** start TEXT **
The best scholars even in the neo-evangelical community inevitably have nuanced their positions. A writer can be inspired in the use of sources, for example. We can also affirm the truthfulness of Scripture while recognizing that the theological precision of the New Testament is greater than that of the Old Testament and that the theological precision of the later Old Testament is greater than that of its earlier parts.
The contextual and incarnational nature of Scripture imply that the original inspiration must have been a very complicated thing indeed. Once we leave the more general sense that the meanings God wants us to see in Scripture are true, we inevitably find ourselves in complex debates over philosophical and historical nuances that, in the end, are generally neither helpful nor do they accomplish what the neo-evangelicals of the twentieth century wanted them to.
** end TEXT **
** start ENTRIES PROVIDED **
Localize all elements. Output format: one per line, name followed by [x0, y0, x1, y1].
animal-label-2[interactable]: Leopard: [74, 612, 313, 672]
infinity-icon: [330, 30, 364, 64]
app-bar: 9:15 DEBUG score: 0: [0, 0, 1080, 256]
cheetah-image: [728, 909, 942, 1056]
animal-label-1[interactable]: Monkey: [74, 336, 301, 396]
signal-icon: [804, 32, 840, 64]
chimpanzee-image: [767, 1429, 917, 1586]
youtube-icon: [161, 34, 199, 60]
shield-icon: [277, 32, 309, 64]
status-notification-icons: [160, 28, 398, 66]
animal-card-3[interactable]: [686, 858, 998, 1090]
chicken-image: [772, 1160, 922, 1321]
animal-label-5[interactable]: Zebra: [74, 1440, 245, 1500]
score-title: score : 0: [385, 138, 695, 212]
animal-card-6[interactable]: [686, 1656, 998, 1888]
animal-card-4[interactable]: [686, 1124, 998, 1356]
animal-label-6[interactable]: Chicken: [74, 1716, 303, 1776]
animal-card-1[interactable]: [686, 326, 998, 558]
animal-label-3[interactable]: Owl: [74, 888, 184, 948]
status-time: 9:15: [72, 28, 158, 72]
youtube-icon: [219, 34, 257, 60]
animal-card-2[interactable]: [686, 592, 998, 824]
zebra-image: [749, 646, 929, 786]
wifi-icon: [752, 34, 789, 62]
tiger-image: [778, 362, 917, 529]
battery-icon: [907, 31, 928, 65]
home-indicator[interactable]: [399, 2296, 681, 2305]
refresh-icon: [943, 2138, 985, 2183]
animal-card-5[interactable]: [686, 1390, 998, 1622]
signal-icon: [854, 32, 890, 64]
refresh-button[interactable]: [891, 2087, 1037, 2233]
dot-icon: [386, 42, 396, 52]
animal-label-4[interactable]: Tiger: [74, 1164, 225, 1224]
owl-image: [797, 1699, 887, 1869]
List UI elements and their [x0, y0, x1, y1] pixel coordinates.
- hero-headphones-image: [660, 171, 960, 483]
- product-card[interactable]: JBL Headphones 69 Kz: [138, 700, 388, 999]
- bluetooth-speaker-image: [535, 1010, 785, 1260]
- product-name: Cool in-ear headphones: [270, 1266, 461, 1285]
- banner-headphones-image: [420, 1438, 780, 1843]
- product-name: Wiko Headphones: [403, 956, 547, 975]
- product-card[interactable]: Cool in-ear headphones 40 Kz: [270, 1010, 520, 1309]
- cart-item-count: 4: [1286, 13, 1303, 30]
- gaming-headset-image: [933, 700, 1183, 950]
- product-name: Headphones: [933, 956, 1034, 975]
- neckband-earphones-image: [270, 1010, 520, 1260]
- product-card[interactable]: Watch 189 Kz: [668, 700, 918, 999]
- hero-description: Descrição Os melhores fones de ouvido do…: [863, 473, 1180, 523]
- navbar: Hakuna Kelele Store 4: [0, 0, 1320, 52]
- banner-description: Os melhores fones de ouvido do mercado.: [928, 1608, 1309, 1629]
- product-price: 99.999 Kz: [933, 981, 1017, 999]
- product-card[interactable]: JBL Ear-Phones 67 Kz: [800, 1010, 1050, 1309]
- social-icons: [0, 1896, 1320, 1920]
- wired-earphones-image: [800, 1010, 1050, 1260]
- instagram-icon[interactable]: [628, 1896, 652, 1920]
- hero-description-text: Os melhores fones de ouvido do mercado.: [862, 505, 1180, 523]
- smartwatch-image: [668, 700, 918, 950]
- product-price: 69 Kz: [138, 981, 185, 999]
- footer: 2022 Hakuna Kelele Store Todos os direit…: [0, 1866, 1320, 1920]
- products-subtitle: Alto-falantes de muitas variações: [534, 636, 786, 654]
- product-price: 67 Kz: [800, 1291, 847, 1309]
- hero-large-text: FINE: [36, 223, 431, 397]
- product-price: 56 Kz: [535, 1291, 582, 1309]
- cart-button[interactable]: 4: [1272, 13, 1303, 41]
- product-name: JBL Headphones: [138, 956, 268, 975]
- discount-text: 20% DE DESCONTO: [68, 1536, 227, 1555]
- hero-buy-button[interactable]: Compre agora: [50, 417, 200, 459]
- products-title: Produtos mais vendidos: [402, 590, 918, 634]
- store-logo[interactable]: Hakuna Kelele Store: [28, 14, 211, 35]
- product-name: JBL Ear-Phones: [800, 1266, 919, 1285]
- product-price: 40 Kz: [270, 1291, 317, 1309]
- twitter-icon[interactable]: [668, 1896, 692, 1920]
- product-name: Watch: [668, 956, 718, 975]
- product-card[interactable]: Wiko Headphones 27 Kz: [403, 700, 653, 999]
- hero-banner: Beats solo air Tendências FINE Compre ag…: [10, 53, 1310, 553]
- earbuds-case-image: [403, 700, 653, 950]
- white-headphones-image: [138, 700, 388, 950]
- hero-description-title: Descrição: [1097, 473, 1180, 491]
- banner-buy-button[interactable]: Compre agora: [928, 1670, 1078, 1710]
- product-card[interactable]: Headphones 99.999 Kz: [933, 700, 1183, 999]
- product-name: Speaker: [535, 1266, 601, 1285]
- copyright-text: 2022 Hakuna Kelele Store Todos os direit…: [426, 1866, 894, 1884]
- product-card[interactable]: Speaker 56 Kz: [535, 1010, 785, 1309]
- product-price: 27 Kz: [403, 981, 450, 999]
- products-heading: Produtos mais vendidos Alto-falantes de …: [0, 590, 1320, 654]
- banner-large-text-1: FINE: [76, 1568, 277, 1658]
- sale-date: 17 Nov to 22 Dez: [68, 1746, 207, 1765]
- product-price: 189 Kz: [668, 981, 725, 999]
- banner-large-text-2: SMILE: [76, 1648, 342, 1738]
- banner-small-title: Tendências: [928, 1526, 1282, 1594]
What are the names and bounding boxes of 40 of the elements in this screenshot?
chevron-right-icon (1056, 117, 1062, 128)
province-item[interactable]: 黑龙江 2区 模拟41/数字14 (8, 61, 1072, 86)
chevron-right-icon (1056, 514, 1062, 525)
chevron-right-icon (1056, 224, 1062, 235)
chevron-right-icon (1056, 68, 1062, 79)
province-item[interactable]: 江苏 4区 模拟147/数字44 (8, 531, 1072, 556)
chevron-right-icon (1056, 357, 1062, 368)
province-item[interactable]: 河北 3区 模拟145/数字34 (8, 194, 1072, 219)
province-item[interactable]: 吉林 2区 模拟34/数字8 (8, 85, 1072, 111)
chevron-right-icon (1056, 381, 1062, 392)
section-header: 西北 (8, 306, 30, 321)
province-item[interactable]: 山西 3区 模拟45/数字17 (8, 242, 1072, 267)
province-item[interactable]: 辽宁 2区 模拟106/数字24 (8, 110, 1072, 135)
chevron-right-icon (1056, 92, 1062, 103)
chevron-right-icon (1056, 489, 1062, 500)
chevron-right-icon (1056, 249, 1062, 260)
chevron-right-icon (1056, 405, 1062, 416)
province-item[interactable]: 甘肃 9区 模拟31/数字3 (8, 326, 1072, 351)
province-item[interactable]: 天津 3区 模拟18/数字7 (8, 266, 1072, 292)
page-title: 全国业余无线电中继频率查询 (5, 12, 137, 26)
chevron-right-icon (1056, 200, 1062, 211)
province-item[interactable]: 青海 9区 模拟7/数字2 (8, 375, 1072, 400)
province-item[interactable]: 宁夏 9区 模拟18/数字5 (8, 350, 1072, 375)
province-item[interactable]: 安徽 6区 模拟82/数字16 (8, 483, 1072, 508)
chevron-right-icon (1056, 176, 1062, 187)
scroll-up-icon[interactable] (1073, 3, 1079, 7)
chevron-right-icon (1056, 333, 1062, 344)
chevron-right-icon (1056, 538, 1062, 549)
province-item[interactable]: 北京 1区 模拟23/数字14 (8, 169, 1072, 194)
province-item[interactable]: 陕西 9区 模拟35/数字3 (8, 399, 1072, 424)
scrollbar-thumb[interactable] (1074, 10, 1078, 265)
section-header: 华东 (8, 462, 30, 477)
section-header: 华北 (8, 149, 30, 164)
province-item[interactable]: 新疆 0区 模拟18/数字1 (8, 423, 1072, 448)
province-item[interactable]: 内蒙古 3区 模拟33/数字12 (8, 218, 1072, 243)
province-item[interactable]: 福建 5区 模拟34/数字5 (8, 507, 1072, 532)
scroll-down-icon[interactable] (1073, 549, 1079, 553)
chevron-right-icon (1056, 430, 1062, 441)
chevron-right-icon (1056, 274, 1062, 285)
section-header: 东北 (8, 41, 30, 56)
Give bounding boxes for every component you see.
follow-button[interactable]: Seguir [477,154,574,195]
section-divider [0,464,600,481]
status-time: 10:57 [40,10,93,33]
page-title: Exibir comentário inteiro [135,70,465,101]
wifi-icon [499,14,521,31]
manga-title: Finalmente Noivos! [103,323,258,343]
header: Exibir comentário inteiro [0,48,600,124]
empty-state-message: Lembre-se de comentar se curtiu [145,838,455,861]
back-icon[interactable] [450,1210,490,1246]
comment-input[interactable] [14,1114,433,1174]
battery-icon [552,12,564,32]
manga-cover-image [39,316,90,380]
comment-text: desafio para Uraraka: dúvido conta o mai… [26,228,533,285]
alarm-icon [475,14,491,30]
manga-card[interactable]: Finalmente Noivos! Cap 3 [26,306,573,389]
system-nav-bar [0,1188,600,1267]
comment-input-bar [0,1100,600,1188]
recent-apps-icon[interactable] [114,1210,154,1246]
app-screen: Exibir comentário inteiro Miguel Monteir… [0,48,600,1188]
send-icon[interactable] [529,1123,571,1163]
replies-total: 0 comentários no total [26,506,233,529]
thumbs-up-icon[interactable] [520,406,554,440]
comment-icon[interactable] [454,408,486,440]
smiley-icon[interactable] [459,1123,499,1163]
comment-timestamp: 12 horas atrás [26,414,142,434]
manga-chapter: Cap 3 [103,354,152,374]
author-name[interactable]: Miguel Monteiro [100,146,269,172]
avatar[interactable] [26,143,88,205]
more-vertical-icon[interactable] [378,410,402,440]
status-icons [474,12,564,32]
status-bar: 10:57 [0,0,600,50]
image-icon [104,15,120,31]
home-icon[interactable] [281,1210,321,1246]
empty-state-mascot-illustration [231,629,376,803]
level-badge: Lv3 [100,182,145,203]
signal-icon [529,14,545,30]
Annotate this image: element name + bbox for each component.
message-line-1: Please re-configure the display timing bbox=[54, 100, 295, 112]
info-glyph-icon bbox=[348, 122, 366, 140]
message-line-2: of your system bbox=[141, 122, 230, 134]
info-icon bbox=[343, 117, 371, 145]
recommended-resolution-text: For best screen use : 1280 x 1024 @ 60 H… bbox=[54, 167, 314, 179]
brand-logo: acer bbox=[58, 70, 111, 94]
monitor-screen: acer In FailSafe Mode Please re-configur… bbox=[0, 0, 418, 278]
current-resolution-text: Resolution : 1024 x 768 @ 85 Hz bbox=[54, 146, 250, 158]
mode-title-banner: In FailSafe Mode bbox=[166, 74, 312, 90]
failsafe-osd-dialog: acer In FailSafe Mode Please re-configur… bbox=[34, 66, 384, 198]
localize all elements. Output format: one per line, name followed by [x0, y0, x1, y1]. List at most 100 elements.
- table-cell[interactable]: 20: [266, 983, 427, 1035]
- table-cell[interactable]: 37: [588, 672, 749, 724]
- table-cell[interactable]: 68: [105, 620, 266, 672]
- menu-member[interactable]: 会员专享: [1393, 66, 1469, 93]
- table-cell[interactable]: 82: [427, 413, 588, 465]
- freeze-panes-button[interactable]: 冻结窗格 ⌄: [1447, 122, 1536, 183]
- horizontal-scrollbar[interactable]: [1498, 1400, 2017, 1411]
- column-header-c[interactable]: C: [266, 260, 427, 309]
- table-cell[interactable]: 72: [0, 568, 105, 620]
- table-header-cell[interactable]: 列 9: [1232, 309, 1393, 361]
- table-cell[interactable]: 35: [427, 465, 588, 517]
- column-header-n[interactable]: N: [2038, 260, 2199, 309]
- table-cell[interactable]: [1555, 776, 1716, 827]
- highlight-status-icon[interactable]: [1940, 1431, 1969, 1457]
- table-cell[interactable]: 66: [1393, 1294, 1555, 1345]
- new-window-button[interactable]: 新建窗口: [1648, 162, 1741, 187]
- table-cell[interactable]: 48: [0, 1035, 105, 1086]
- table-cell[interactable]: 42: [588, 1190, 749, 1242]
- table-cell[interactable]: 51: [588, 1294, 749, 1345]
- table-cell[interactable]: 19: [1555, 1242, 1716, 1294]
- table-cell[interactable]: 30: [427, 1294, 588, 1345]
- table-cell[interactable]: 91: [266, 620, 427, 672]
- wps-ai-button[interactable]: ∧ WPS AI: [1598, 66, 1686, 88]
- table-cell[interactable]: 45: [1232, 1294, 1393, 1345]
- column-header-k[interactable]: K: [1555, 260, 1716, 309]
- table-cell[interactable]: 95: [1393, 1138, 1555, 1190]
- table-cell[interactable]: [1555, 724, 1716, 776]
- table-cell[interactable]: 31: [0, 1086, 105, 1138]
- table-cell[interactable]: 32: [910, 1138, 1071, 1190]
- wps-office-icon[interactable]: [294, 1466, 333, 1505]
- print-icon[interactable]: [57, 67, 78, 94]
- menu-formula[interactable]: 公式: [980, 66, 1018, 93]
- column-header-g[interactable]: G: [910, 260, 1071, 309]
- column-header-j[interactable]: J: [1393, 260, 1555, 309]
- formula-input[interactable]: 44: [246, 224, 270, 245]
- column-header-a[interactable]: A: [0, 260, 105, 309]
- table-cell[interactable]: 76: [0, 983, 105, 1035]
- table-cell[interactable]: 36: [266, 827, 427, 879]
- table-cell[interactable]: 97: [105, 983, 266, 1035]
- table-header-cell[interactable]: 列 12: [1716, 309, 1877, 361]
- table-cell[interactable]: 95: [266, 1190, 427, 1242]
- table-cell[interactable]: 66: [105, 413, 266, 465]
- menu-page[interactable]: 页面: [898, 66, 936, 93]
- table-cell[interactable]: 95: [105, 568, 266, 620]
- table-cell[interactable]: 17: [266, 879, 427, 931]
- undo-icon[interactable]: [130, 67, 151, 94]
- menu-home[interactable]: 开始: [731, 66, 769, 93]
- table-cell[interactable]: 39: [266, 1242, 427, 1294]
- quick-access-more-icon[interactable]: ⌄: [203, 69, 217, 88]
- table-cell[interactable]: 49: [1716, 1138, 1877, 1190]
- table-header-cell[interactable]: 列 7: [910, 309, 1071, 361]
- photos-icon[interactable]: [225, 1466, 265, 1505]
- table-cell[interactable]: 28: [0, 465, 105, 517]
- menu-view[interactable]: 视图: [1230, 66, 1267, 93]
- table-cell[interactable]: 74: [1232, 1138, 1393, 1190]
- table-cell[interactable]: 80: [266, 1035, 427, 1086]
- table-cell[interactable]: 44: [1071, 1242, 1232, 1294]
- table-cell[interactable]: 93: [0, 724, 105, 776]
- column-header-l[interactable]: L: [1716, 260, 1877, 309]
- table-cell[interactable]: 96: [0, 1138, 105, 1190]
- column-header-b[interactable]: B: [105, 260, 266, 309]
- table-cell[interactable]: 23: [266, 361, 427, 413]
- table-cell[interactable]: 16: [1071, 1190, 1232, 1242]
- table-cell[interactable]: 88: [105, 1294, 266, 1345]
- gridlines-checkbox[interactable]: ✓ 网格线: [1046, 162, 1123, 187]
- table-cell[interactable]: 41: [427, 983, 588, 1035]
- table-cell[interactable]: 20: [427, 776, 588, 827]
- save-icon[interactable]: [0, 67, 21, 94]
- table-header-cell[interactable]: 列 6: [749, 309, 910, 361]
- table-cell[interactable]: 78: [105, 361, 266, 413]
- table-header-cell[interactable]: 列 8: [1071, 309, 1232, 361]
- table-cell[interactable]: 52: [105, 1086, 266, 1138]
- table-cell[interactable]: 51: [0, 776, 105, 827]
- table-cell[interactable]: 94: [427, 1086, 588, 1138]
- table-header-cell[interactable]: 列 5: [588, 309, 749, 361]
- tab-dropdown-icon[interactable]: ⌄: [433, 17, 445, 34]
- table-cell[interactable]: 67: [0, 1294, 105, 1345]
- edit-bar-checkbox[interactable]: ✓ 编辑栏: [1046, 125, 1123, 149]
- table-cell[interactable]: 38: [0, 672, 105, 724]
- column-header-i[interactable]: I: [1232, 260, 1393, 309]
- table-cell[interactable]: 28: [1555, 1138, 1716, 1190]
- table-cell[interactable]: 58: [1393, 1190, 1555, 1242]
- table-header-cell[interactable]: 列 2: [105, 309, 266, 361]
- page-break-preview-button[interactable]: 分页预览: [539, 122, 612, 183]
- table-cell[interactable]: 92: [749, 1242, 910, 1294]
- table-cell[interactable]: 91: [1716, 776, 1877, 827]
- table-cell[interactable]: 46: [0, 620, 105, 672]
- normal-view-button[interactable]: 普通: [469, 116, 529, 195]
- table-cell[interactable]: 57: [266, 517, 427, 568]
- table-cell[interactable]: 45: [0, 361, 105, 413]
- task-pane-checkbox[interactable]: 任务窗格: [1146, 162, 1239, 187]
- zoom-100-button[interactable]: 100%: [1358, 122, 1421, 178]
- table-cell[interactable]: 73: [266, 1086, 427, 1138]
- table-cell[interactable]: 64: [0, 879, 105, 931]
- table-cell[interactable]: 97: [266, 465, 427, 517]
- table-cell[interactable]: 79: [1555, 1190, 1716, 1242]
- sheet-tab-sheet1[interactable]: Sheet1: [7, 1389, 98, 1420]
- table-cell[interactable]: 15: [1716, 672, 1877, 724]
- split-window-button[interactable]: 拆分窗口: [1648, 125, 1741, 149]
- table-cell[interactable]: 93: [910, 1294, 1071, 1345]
** end ENTRIES PROVIDED **
**TASKS TO COMPLETE**.
1 > Copy the text on biblical inspiration word for word, starting with "The best scholars" and going on through "wanted them to.".
2 > According to the text on biblical inspiration, why must the original inspiration of Scripture have been a very complicated thing?
Work only from the text on biblical inspiration.

**REPLIES**.
1 >
The best scholars even in the neo-evangelical community inevitably have nuanced their positions. A writer can be inspired in the use of sources, for example. We can also affirm the truthfulness of Scripture while recognizing that the theological precision of the New Testament is greater than that of the Old Testament and that the theological precision of the later Old Testament is greater than that of its earlier parts.
The contextual and incarnational nature of Scripture imply that the original inspiration must have been a very complicated thing indeed. Once we leave the more general sense that the meanings God wants us to see in Scripture are true, we inevitably find ourselves in complex debates over philosophical and historical nuances that, in the end, are generally neither helpful nor do they accomplish what the neo-evangelicals of the twentieth century wanted them to.

2 > The original inspiration must have been very complicated because Scripture has a contextual and incarnational nature. The text says this nature implies that complexity.